WHAT THE TASK ASKS:
Show all lines of the listing that hold the word "gouvernement".
--- PROVIDED RECORDS ---
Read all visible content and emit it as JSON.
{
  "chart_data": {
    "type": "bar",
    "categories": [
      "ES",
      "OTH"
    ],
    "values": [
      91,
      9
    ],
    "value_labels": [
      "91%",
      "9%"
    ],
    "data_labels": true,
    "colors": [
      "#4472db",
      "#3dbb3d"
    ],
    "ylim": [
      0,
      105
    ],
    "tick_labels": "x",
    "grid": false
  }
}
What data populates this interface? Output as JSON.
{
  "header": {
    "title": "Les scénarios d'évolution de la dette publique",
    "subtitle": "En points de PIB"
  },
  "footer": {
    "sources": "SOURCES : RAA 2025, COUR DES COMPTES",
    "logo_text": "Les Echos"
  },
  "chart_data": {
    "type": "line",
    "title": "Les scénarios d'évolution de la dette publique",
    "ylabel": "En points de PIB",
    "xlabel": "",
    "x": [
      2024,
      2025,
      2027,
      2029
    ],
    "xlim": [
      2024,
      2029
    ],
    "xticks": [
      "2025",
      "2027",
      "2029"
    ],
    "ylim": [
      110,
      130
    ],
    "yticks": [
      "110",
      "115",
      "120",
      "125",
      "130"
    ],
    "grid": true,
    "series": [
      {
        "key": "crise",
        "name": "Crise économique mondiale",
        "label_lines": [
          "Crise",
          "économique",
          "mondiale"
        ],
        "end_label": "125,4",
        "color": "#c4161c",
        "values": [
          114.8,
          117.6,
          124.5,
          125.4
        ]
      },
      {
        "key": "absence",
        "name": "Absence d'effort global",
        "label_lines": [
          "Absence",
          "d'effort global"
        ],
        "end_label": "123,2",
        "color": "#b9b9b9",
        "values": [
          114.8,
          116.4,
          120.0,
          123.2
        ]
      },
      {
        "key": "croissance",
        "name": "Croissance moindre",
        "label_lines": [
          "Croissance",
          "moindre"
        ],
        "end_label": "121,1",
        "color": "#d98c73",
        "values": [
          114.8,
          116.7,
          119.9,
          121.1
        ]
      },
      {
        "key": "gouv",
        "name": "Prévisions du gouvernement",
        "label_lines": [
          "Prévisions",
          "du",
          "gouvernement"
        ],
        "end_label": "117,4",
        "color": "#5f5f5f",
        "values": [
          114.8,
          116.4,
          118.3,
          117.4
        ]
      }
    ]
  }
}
---
RESULT:
        "name": "Prévisions du gouvernement",
          "gouvernement"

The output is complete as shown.